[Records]
-- -- --

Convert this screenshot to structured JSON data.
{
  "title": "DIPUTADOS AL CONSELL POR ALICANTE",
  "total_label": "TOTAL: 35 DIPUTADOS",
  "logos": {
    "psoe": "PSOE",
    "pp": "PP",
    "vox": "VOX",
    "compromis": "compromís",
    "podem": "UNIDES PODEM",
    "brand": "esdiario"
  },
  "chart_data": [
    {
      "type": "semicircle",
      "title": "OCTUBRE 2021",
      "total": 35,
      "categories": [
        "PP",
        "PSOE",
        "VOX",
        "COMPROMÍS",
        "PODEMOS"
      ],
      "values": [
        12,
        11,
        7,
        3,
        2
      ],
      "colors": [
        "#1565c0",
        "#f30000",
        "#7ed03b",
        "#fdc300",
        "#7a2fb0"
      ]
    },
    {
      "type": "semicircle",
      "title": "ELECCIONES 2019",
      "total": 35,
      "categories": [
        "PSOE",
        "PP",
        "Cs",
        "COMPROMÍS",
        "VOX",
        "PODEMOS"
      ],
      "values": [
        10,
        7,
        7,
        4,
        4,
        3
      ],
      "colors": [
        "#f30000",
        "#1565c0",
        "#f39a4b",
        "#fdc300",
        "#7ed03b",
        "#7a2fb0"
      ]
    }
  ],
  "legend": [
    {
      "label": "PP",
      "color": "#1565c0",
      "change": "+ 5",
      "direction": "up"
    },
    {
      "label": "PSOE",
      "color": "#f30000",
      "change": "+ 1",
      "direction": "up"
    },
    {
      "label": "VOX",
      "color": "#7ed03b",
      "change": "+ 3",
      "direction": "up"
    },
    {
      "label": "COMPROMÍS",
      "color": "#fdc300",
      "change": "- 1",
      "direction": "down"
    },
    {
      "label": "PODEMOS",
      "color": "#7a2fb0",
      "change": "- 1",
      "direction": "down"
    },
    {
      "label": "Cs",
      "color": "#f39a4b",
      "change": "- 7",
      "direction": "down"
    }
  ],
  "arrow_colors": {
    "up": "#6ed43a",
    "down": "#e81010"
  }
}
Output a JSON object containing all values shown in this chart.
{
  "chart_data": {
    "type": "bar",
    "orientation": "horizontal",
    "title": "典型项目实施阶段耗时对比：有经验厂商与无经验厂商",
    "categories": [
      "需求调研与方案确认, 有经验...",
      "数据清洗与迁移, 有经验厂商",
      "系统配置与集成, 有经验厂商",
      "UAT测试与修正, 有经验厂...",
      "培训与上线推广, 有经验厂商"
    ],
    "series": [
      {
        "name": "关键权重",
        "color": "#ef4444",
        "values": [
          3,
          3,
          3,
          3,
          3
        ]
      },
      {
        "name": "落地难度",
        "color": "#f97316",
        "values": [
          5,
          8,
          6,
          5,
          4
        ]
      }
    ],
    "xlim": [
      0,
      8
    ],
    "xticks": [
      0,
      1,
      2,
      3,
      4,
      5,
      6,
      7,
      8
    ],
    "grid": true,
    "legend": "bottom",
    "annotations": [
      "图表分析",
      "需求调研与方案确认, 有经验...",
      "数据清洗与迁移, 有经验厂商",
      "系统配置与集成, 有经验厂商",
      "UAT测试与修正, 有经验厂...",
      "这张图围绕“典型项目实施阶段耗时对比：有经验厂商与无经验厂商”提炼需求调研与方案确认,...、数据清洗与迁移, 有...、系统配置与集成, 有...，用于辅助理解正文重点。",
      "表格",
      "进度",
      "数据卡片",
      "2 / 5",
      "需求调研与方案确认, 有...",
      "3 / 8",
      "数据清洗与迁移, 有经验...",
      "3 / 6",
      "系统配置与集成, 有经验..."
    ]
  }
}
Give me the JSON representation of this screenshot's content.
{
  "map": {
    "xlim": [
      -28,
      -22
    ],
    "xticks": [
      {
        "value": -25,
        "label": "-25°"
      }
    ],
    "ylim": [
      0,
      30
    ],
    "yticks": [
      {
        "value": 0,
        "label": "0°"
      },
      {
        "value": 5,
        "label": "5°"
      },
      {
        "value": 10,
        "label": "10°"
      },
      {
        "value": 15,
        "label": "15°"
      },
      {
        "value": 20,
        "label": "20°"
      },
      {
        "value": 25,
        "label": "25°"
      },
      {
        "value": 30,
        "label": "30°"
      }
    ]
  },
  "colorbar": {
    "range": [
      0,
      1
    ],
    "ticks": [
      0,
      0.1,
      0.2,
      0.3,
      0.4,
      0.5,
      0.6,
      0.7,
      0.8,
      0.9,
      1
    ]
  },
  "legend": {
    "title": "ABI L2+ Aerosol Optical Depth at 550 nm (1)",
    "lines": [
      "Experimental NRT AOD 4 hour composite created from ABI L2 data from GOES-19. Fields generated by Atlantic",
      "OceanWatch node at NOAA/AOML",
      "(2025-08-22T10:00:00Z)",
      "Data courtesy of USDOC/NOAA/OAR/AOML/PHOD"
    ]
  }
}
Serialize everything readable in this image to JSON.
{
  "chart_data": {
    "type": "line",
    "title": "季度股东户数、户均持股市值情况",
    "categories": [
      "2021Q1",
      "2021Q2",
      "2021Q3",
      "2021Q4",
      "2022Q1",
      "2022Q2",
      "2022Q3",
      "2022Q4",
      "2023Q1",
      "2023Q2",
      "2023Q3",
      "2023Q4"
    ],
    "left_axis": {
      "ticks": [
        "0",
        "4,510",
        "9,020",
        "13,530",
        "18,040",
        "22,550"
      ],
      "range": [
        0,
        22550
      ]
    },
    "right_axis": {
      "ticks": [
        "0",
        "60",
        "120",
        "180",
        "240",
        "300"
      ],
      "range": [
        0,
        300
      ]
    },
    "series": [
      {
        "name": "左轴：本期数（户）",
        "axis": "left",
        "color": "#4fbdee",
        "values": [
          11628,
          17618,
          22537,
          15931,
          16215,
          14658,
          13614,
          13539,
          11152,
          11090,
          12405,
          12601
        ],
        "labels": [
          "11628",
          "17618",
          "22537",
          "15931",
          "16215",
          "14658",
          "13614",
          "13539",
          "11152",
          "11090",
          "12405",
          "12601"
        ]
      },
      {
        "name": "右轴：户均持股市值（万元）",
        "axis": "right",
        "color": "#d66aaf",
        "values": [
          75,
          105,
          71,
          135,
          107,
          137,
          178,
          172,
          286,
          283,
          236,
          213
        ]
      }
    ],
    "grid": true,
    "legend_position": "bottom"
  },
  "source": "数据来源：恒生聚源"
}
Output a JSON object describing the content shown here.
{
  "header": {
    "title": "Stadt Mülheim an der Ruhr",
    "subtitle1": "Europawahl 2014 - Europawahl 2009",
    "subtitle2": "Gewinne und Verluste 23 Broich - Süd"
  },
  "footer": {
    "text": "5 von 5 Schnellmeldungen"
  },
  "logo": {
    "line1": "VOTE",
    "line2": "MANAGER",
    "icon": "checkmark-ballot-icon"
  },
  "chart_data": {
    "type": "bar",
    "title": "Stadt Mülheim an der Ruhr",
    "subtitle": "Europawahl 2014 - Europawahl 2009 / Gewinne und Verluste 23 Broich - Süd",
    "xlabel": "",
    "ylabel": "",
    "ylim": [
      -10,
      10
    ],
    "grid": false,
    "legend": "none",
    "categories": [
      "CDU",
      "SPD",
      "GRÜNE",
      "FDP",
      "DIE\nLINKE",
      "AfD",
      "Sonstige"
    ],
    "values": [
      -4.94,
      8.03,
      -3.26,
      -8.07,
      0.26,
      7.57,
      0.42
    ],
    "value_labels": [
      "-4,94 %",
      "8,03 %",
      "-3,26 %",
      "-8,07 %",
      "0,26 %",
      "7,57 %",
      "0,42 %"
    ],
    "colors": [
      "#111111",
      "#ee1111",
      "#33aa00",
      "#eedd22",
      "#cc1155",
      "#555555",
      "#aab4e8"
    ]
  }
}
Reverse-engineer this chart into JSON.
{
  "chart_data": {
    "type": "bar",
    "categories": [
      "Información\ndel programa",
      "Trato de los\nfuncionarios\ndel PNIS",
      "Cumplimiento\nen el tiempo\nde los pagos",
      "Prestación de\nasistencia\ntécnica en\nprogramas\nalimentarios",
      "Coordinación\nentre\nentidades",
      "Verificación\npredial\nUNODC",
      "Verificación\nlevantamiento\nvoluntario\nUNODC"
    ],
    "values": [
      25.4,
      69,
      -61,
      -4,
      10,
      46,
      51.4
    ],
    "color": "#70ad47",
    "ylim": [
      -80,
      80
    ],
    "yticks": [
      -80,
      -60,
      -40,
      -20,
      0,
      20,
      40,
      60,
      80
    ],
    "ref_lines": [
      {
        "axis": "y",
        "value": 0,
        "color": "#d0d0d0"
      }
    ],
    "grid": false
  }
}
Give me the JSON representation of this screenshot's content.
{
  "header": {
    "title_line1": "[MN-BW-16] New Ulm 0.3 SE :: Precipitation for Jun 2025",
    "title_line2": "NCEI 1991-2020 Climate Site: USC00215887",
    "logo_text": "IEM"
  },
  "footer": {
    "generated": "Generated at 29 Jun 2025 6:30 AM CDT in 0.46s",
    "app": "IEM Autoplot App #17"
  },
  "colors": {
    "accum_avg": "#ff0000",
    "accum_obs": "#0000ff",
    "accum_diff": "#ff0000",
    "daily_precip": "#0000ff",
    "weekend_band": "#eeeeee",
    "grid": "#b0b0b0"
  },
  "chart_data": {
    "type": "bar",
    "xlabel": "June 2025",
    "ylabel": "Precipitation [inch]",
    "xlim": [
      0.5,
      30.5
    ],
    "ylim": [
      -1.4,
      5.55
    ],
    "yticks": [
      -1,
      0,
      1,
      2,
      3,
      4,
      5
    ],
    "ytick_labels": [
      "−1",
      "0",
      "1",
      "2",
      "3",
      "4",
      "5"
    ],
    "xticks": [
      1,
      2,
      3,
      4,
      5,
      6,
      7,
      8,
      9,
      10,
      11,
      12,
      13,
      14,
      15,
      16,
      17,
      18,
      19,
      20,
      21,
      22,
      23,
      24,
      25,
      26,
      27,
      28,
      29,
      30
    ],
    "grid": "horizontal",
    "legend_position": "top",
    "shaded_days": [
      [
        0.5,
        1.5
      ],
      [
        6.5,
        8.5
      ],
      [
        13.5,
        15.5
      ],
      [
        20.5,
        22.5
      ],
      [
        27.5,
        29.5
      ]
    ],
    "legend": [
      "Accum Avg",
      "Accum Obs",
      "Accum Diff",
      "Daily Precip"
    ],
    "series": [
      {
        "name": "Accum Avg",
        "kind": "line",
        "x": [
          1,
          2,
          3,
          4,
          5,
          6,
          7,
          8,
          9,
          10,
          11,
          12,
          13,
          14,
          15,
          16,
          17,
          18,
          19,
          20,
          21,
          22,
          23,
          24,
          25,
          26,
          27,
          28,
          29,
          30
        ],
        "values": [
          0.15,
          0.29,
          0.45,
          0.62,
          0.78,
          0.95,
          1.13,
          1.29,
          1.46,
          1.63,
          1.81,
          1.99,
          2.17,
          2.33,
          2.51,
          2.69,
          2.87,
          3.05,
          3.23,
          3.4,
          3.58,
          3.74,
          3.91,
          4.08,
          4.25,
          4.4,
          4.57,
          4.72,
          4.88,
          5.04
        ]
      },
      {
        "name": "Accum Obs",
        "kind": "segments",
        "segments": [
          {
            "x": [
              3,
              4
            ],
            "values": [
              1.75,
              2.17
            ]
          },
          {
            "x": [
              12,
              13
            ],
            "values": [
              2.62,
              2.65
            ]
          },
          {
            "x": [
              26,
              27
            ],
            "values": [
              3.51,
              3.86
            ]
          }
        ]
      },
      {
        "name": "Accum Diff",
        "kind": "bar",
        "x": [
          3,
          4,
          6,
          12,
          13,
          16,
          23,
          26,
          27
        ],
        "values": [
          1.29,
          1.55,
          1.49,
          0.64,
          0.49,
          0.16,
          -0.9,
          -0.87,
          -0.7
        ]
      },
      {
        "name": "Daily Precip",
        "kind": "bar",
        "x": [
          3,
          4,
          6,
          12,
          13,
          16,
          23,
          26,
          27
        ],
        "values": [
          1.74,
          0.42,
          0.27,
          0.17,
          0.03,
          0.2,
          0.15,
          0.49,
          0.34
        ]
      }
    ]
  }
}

-- -- --

- [Required task]
Take every line above carrying "数据清洗与迁移" and return it.

- [Finished answer]
      "数据清洗与迁移, 有经验厂商",
      "数据清洗与迁移, 有经验厂商",
      "这张图围绕“典型项目实施阶段耗时对比：有经验厂商与无经验厂商”提炼需求调研与方案确认,...、数据清洗与迁移, 有...、系统配置与集成, 有...，用于辅助理解正文重点。",
      "数据清洗与迁移, 有经验...",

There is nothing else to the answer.